Annotated element entries
----

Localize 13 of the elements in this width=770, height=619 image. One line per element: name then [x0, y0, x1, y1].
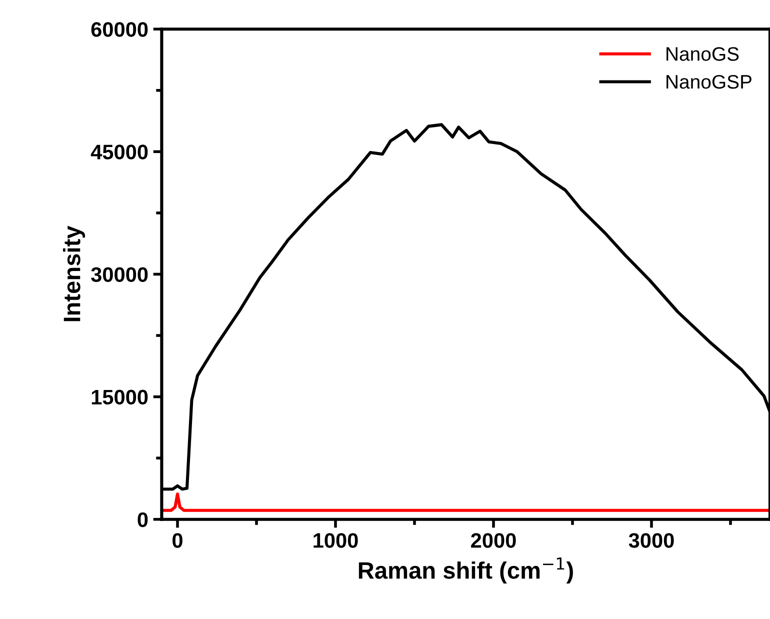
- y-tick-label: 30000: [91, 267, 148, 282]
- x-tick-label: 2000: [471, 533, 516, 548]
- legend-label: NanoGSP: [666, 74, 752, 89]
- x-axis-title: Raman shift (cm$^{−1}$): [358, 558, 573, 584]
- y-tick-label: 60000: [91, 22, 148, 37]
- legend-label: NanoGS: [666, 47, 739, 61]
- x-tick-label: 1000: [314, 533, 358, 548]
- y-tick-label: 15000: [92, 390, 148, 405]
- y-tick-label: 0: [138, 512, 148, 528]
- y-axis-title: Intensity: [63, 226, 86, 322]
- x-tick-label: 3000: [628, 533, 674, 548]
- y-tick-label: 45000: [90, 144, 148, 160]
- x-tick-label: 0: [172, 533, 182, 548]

----

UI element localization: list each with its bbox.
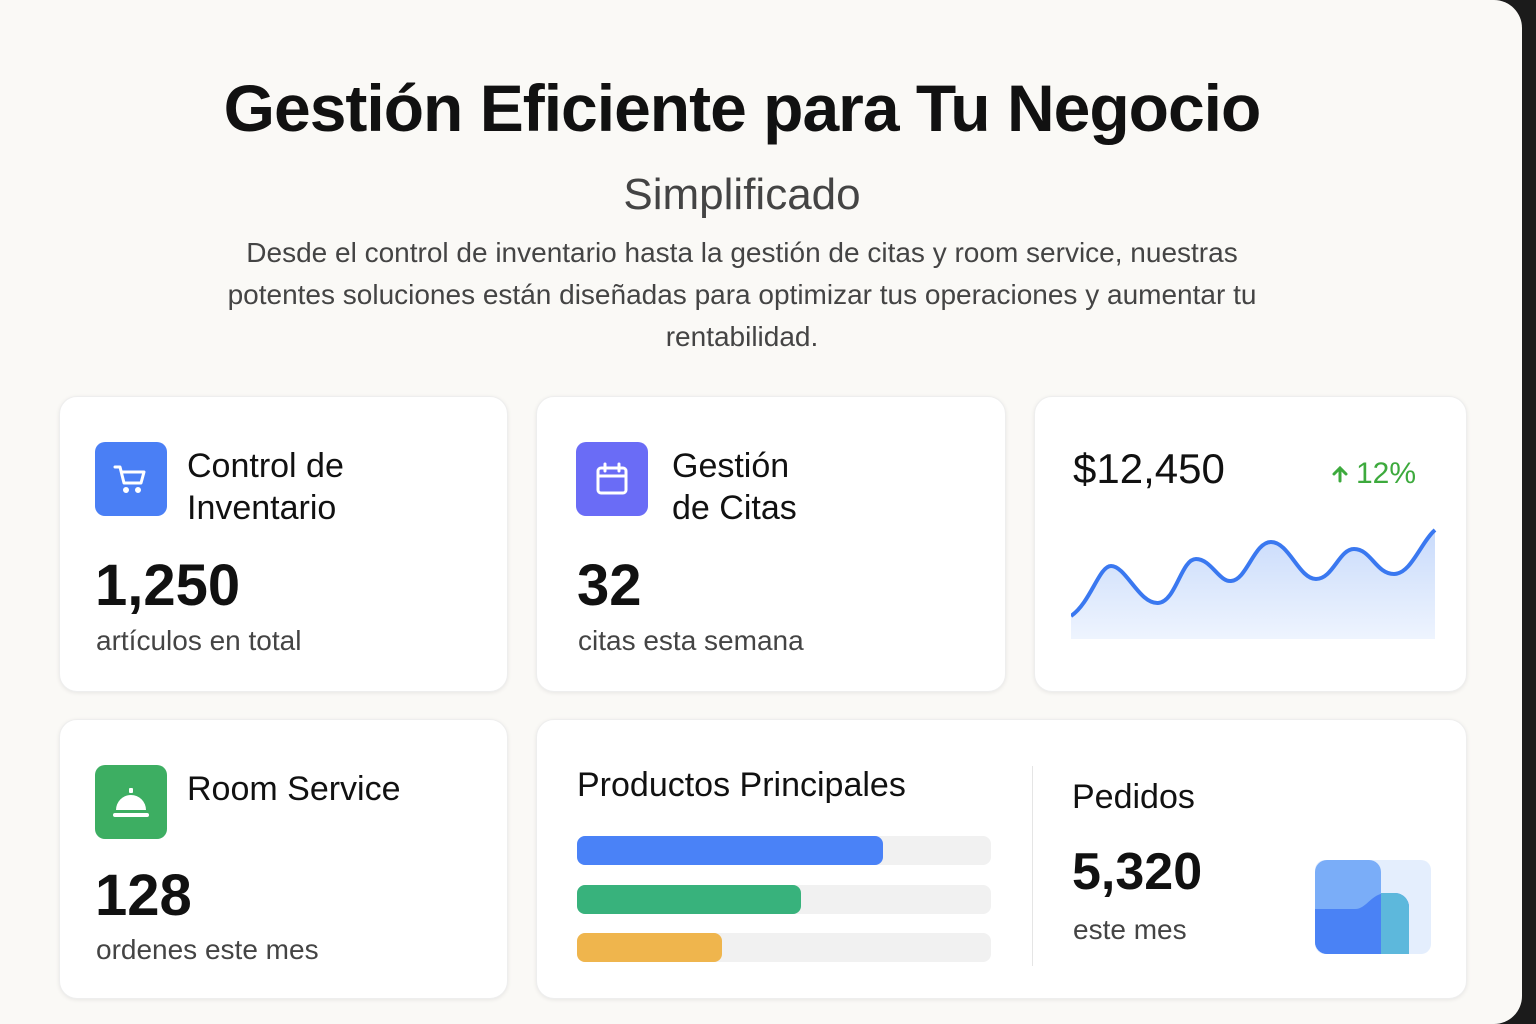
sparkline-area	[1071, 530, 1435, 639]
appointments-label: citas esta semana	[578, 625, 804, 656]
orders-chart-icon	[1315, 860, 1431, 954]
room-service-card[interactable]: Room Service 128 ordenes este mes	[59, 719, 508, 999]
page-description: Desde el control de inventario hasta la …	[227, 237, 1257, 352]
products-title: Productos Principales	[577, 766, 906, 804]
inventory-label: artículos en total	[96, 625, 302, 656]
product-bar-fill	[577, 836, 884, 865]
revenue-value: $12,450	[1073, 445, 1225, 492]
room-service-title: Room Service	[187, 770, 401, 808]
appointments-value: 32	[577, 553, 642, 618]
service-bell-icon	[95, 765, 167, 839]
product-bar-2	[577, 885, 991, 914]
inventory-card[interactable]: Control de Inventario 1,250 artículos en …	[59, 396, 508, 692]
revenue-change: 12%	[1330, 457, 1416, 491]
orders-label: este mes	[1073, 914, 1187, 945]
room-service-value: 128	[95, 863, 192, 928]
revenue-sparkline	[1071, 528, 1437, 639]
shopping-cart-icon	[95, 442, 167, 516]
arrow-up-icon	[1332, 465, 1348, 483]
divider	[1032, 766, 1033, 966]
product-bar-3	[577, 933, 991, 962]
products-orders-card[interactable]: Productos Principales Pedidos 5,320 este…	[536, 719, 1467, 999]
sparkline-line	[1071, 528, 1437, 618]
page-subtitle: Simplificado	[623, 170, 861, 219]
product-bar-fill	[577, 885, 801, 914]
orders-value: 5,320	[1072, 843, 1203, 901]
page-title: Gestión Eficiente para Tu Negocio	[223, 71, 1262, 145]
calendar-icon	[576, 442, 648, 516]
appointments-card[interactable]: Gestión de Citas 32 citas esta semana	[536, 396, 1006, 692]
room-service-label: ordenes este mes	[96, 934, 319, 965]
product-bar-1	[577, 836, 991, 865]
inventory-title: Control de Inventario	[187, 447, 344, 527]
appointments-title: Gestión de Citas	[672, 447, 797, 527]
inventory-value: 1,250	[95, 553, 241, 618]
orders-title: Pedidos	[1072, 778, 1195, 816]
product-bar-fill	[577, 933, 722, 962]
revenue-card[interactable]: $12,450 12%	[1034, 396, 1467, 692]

----

__PROBLEM__. Please lay out the material between the lines holding "Localize 13 of" and "- x-tick-label: 0: [172, 533, 182, 548]", inclusive, as a Markdown table with the columns Row and Line, one line per row. Skip blank lines and leave the pictures out of the answer.

__CORRECT ANSWER__.
| Row | Line |
|---|---|
| 1 | Localize 13 of the elements in this width=770, height=619 image. One line per element: name then [x0, y0, x1, y1]. |
| 2 | - y-tick-label: 30000: [91, 267, 148, 282] |
| 3 | - x-tick-label: 2000: [471, 533, 516, 548] |
| 4 | - legend-label: NanoGSP: [666, 74, 752, 89] |
| 5 | - x-axis-title: Raman shift (cm$^{−1}$): [358, 558, 573, 584] |
| 6 | - y-tick-label: 60000: [91, 22, 148, 37] |
| 7 | - legend-label: NanoGS: [666, 47, 739, 61] |
| 8 | - x-tick-label: 1000: [314, 533, 358, 548] |
| 9 | - y-tick-label: 15000: [92, 390, 148, 405] |
| 10 | - y-tick-label: 0: [138, 512, 148, 528] |
| 11 | - y-axis-title: Intensity: [63, 226, 86, 322] |
| 12 | - x-tick-label: 3000: [628, 533, 674, 548] |
| 13 | - y-tick-label: 45000: [90, 144, 148, 160] |
| 14 | - x-tick-label: 0: [172, 533, 182, 548] |